▶ _OBJECTIVE_
Your job is to retype all of the data word for word, leaving every image out.
• • • • •
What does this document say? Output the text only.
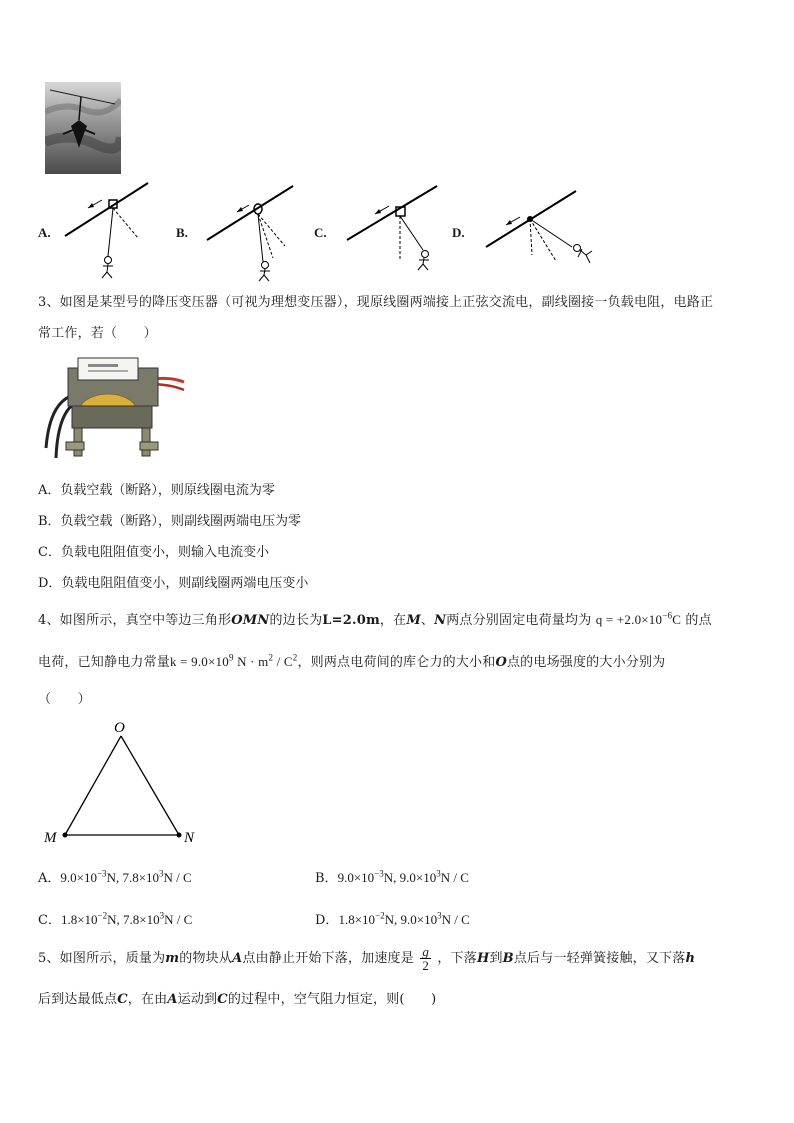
A.	B.	C.	D.
3、如图是某型号的降压变压器（可视为理想变压器），现原线圈两端接上正弦交流电，副线圈接一负载电阻，电路正
常工作，若（　　）
A．负载空载（断路），则原线圈电流为零
B．负载空载（断路），则副线圈两端电压为零
C．负载电阻阻值变小，则输入电流变小
D．负载电阻阻值变小，则副线圈两端电压变小
4、如图所示，真空中等边三角形OMN的边长为L=2.0m，在M、N两点分别固定电荷量均为 $q = +2.0\times 10^{-6}C$ 的点
电荷，已知静电力常量$k = 9.0\times 10^9$ $N \cdot m^2 / C^2$，则两点电荷间的库仑力的大小和O点的电场强度的大小分别为
（　　）
O
M	N
A．$9.0\times 10^{-3}N$, $7.8\times 10^3N / C$	B．$9.0\times 10^{-3}N$, $9.0\times 10^3N / C$
C．$1.8\times 10^{-2}N$, $7.8\times 10^3N / C$	D．$1.8\times 10^{-2}N$, $9.0\times 10^3N / C$
5、如图所示，质量为m的物块从A点由静止开始下落，加速度是 $\frac{g}{2}$ ，下落H到B点后与一轻弹簧接触，又下落h
后到达最低点C，在由A运动到C的过程中，空气阻力恒定，则(　　)
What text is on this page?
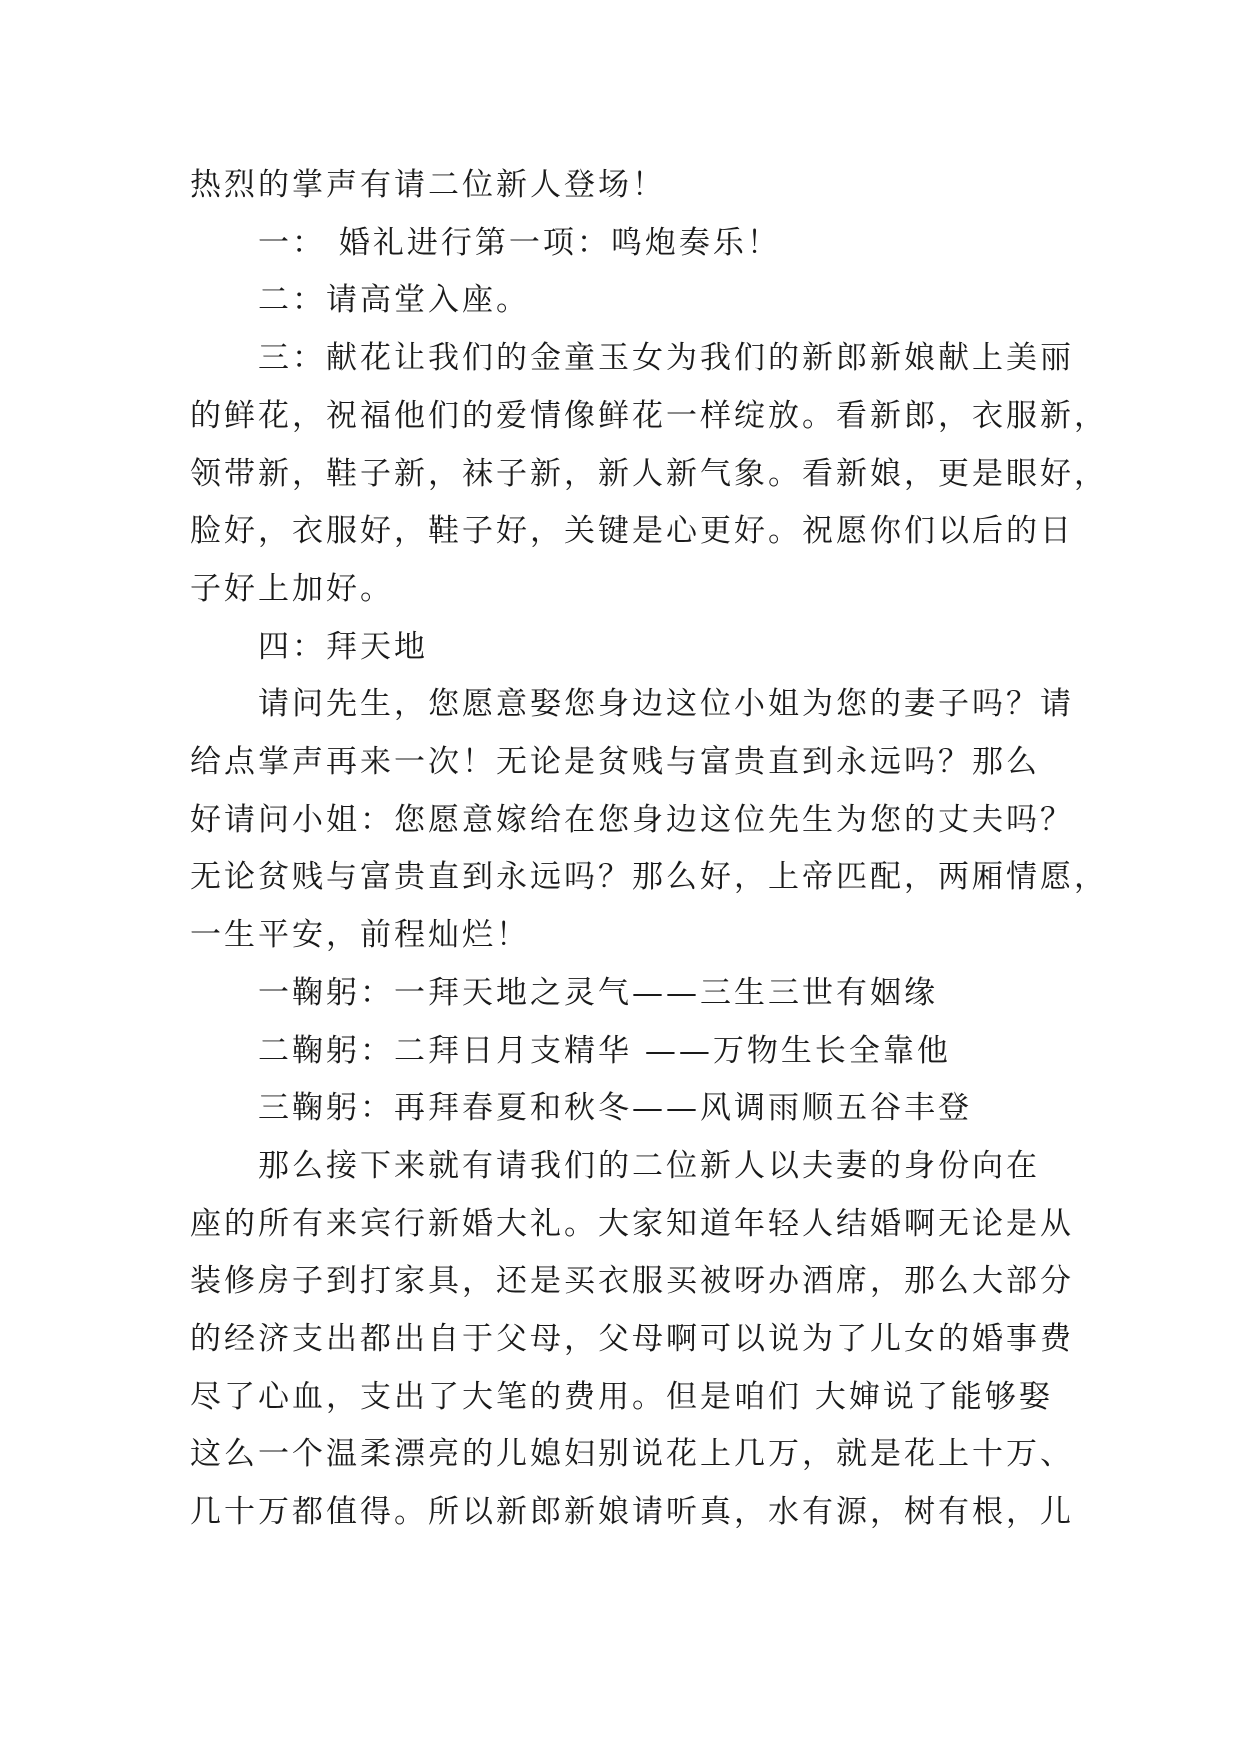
热烈的掌声有请二位新人登场！

一： 婚礼进行第一项：鸣炮奏乐！

二：请高堂入座。

三：献花让我们的金童玉女为我们的新郎新娘献上美丽

的鲜花，祝福他们的爱情像鲜花一样绽放。看新郎，衣服新，

领带新，鞋子新，袜子新，新人新气象。看新娘，更是眼好，

脸好，衣服好，鞋子好，关键是心更好。祝愿你们以后的日

子好上加好。

四：拜天地

请问先生，您愿意娶您身边这位小姐为您的妻子吗？请

给点掌声再来一次！无论是贫贱与富贵直到永远吗？那么

好请问小姐：您愿意嫁给在您身边这位先生为您的丈夫吗？

无论贫贱与富贵直到永远吗？那么好，上帝匹配，两厢情愿，

一生平安，前程灿烂！

一鞠躬：一拜天地之灵气——三生三世有姻缘

二鞠躬：二拜日月支精华 ——万物生长全靠他

三鞠躬：再拜春夏和秋冬——风调雨顺五谷丰登

那么接下来就有请我们的二位新人以夫妻的身份向在

座的所有来宾行新婚大礼。大家知道年轻人结婚啊无论是从

装修房子到打家具，还是买衣服买被呀办酒席，那么大部分

的经济支出都出自于父母，父母啊可以说为了儿女的婚事费

尽了心血，支出了大笔的费用。但是咱们 大婶说了能够娶

这么一个温柔漂亮的儿媳妇别说花上几万，就是花上十万、

几十万都值得。所以新郎新娘请听真，水有源，树有根，儿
• • • • •
▶ _OUTPUT BELOW_
What does this document say? Output the text only.
A.	B.	C.	D.
3、如图是某型号的降压变压器（可视为理想变压器），现原线圈两端接上正弦交流电，副线圈接一负载电阻，电路正
常工作，若（　　）
A．负载空载（断路），则原线圈电流为零
B．负载空载（断路），则副线圈两端电压为零
C．负载电阻阻值变小，则输入电流变小
D．负载电阻阻值变小，则副线圈两端电压变小
4、如图所示，真空中等边三角形OMN的边长为L=2.0m，在M、N两点分别固定电荷量均为 $q = +2.0\times 10^{-6}C$ 的点
电荷，已知静电力常量$k = 9.0\times 10^9$ $N \cdot m^2 / C^2$，则两点电荷间的库仑力的大小和O点的电场强度的大小分别为
（　　）
O
M	N
A．$9.0\times 10^{-3}N$, $7.8\times 10^3N / C$	B．$9.0\times 10^{-3}N$, $9.0\times 10^3N / C$
C．$1.8\times 10^{-2}N$, $7.8\times 10^3N / C$	D．$1.8\times 10^{-2}N$, $9.0\times 10^3N / C$
5、如图所示，质量为m的物块从A点由静止开始下落，加速度是 $\frac{g}{2}$ ，下落H到B点后与一轻弹簧接触，又下落h
后到达最低点C，在由A运动到C的过程中，空气阻力恒定，则(　　)
What text is on this page?
热烈的掌声有请二位新人登场！

一： 婚礼进行第一项：鸣炮奏乐！

二：请高堂入座。

三：献花让我们的金童玉女为我们的新郎新娘献上美丽

的鲜花，祝福他们的爱情像鲜花一样绽放。看新郎，衣服新，

领带新，鞋子新，袜子新，新人新气象。看新娘，更是眼好，

脸好，衣服好，鞋子好，关键是心更好。祝愿你们以后的日

子好上加好。

四：拜天地

请问先生，您愿意娶您身边这位小姐为您的妻子吗？请

给点掌声再来一次！无论是贫贱与富贵直到永远吗？那么

好请问小姐：您愿意嫁给在您身边这位先生为您的丈夫吗？

无论贫贱与富贵直到永远吗？那么好，上帝匹配，两厢情愿，

一生平安，前程灿烂！

一鞠躬：一拜天地之灵气——三生三世有姻缘

二鞠躬：二拜日月支精华 ——万物生长全靠他

三鞠躬：再拜春夏和秋冬——风调雨顺五谷丰登

那么接下来就有请我们的二位新人以夫妻的身份向在

座的所有来宾行新婚大礼。大家知道年轻人结婚啊无论是从

装修房子到打家具，还是买衣服买被呀办酒席，那么大部分

的经济支出都出自于父母，父母啊可以说为了儿女的婚事费

尽了心血，支出了大笔的费用。但是咱们 大婶说了能够娶

这么一个温柔漂亮的儿媳妇别说花上几万，就是花上十万、

几十万都值得。所以新郎新娘请听真，水有源，树有根，儿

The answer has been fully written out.